▶ _ENTRIES SHOWN_:
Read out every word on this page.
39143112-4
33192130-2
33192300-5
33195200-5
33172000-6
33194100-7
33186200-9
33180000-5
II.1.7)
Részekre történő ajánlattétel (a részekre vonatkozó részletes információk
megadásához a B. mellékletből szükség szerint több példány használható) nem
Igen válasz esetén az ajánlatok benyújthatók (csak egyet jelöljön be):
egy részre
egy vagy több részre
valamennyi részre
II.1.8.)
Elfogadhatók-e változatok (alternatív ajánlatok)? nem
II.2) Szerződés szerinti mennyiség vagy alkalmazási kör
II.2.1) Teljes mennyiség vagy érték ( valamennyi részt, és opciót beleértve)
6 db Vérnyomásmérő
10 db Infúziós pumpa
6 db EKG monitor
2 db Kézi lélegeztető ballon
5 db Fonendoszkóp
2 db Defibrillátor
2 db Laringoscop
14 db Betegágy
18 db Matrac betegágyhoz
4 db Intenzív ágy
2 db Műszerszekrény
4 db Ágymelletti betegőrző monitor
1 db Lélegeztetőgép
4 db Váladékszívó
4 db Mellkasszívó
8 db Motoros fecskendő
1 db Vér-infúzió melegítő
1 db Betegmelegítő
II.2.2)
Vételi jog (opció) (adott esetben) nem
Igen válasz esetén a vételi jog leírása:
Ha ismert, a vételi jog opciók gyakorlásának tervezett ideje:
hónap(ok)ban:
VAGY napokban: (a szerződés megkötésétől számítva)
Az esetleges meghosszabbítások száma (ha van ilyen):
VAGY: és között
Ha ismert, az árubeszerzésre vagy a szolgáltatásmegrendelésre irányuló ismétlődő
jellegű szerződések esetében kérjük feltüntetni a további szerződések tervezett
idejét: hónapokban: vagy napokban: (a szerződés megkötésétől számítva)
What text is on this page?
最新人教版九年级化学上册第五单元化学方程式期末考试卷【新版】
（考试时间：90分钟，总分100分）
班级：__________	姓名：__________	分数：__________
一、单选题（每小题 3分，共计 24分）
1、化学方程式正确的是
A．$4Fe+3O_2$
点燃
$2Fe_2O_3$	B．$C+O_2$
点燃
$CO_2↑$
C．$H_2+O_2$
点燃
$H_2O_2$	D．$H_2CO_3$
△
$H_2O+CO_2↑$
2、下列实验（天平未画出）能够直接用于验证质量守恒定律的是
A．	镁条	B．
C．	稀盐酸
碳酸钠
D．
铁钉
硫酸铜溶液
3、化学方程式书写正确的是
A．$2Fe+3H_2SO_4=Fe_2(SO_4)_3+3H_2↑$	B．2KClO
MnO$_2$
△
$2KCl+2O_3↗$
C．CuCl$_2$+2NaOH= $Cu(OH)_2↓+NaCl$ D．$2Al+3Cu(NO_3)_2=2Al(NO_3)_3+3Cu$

▶ _STATED TASK_: Return each line in the records that holds the string "tervezett".

▶ _WRITTEN REPLY_:
Ha ismert, a vételi jog opciók gyakorlásának tervezett ideje:
jellegű szerződések esetében kérjük feltüntetni a további szerződések tervezett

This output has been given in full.